◆ Your objective: Show all lines from the data that include the word "Then".

◆ Exercise input:
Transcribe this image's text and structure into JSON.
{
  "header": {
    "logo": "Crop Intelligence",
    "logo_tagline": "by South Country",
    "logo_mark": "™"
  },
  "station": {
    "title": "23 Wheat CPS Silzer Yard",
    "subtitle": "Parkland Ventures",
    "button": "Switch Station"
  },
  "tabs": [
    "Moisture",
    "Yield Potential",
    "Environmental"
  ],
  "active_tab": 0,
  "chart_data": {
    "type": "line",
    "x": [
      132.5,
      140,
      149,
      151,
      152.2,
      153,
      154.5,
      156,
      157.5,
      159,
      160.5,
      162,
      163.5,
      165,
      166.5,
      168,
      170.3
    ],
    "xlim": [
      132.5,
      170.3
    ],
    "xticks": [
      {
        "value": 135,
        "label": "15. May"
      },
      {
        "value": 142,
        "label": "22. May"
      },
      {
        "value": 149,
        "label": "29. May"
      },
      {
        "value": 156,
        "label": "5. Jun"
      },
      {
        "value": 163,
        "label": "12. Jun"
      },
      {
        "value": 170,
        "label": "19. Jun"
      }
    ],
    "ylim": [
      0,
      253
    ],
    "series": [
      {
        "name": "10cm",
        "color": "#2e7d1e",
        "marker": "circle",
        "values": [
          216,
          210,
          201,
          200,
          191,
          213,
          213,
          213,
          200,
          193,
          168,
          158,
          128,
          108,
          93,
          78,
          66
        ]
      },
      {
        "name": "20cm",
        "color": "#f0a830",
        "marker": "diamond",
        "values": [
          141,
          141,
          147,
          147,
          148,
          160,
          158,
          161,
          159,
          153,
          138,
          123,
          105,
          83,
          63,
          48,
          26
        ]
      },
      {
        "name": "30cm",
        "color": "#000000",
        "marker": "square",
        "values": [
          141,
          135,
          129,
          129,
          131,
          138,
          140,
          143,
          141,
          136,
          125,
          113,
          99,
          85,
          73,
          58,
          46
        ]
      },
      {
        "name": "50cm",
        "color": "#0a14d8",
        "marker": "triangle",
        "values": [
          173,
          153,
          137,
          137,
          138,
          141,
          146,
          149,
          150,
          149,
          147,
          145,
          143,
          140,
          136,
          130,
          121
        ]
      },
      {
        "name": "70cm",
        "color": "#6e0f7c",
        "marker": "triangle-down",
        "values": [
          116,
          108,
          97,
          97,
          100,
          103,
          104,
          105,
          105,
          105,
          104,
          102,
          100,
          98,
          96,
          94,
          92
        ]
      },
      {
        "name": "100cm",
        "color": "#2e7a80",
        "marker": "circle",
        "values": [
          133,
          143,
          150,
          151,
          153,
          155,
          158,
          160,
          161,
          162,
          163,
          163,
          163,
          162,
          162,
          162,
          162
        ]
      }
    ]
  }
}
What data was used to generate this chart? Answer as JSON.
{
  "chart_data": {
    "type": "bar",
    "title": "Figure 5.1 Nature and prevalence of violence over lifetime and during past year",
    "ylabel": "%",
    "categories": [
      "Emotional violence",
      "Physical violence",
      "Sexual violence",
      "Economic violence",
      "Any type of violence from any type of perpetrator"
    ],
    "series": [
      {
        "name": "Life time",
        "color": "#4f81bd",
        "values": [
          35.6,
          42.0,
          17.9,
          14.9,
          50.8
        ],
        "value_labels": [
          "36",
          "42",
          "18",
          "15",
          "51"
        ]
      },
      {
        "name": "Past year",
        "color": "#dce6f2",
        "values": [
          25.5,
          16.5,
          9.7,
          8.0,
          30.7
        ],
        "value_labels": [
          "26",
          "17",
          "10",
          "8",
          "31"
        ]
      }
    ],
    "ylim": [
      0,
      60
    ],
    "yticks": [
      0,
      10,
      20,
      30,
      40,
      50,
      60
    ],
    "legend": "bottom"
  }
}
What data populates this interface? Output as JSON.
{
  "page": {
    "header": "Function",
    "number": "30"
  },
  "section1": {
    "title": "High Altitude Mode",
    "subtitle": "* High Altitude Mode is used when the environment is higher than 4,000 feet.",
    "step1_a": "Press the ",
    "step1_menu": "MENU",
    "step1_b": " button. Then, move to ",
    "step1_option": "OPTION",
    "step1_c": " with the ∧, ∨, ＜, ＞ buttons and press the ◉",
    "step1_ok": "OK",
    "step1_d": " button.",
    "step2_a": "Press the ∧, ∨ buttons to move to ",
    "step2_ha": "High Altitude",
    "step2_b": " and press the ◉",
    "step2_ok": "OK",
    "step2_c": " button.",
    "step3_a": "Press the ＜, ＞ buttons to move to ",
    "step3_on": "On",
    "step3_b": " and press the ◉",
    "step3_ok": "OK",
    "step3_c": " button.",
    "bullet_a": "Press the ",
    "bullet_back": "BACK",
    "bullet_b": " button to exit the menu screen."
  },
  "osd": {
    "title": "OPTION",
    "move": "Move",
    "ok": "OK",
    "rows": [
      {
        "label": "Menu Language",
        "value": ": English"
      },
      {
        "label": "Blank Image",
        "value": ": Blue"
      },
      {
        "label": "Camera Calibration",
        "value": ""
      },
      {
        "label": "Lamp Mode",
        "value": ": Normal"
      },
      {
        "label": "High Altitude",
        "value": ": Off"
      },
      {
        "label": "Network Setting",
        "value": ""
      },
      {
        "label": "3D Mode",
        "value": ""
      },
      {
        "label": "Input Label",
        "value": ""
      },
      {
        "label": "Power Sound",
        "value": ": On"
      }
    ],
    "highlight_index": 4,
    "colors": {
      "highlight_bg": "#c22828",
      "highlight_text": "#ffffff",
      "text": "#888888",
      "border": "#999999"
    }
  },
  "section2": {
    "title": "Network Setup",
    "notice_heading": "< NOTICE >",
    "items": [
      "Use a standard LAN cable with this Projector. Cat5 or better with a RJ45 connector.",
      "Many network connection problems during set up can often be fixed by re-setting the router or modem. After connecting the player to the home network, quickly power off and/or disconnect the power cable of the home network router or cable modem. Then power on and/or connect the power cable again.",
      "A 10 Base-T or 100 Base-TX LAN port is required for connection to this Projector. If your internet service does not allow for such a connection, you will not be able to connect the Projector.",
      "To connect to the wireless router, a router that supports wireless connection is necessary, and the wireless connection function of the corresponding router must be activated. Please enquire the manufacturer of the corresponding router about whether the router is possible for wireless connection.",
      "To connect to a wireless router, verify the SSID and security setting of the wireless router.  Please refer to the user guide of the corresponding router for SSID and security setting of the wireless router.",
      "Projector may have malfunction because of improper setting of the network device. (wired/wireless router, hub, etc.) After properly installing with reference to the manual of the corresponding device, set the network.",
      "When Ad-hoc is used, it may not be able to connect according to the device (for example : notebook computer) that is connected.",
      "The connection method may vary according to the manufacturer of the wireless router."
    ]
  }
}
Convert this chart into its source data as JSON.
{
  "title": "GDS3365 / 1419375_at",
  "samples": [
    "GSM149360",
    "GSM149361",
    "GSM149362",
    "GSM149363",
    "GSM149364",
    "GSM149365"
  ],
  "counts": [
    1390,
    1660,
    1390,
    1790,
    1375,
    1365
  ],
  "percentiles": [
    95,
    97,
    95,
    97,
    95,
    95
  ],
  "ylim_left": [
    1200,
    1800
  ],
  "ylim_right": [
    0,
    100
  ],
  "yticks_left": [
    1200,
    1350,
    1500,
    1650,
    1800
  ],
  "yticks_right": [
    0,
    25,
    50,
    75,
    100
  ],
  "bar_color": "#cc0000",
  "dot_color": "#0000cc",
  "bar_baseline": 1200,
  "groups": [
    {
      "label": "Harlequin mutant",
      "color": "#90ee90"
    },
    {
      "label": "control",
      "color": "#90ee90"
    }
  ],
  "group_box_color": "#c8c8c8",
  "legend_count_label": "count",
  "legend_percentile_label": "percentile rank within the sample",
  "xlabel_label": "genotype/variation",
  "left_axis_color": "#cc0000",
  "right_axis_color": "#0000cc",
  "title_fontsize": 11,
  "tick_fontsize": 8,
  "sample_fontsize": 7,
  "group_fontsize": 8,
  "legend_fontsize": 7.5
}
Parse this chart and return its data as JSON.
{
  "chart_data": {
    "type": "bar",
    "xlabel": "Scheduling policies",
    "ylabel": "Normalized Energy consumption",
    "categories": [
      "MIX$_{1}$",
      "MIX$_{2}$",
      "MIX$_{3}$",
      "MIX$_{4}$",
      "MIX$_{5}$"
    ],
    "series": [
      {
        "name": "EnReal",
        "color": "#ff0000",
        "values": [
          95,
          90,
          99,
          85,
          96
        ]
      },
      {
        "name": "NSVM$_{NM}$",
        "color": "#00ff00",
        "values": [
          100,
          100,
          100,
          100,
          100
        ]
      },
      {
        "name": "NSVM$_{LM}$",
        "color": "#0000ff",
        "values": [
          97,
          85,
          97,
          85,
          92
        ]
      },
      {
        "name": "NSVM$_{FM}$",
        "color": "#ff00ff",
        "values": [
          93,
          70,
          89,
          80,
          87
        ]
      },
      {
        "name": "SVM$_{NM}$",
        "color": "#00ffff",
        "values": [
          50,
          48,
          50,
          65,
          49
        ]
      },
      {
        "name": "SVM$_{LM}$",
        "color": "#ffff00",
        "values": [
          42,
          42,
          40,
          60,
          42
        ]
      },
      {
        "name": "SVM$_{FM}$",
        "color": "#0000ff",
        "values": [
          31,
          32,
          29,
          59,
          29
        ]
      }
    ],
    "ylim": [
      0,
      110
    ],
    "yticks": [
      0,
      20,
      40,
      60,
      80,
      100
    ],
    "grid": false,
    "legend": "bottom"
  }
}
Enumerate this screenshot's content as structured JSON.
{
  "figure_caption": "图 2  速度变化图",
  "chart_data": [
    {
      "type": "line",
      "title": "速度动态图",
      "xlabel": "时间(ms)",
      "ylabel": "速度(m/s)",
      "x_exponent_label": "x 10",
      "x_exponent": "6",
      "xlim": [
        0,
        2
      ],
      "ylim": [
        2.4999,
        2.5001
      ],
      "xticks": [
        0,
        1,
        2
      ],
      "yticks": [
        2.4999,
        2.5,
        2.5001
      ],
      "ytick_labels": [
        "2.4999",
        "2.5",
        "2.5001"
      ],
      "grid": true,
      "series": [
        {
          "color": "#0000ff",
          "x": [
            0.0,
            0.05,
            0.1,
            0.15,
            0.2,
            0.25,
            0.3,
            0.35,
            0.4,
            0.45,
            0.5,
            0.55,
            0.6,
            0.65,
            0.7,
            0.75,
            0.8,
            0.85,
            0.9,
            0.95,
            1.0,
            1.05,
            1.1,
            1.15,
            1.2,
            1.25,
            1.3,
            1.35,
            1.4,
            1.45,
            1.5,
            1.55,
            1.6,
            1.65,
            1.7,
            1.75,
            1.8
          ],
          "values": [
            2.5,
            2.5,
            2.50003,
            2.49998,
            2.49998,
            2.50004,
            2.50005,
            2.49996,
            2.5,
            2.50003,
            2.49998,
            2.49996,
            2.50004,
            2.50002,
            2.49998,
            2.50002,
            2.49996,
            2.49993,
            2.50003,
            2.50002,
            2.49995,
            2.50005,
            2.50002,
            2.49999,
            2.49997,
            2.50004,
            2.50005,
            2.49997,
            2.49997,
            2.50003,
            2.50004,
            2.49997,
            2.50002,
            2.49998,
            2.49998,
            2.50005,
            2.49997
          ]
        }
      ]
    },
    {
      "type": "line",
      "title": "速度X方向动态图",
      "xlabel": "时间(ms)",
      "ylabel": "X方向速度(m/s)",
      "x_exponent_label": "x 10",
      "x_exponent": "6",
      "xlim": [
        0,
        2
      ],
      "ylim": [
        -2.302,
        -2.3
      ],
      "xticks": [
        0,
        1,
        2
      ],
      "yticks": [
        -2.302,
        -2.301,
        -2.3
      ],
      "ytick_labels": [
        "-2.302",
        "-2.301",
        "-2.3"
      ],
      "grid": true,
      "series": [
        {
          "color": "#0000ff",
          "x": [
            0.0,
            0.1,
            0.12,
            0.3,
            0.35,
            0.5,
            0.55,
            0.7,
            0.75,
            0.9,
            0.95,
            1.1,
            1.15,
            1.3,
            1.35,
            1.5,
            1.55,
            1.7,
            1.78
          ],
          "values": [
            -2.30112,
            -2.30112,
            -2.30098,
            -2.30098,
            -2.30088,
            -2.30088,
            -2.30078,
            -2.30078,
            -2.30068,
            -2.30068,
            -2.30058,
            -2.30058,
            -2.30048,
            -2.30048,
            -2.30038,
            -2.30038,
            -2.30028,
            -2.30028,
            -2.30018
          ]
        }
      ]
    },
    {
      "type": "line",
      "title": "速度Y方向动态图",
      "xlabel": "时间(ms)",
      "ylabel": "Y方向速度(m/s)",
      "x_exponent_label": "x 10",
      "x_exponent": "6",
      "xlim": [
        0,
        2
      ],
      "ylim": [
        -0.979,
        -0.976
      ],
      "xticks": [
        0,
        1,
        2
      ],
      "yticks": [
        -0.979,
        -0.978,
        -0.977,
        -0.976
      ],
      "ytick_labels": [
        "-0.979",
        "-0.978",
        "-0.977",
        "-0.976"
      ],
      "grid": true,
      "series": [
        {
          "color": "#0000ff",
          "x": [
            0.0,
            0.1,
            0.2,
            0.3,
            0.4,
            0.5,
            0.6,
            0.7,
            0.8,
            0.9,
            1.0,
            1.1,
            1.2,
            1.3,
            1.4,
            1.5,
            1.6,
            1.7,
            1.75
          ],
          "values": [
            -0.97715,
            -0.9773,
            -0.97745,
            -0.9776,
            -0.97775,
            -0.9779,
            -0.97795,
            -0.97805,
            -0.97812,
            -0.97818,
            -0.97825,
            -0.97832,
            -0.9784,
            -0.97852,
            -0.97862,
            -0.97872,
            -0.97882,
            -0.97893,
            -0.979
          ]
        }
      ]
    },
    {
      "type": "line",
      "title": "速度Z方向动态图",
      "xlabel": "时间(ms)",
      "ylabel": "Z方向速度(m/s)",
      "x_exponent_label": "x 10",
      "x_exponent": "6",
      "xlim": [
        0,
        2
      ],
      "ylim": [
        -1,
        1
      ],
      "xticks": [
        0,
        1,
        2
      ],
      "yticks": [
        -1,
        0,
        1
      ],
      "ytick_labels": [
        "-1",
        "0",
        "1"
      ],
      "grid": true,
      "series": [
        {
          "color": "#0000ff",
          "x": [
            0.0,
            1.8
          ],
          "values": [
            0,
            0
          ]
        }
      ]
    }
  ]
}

◆ Solution to this exercise:
    "step1_b": " button. Then, move to ",
      "Many network connection problems during set up can often be fixed by re-setting the router or modem. After connecting the player to the home network, quickly power off and/or disconnect the power cable of the home network router or cable modem. Then power on and/or connect the power cable again.",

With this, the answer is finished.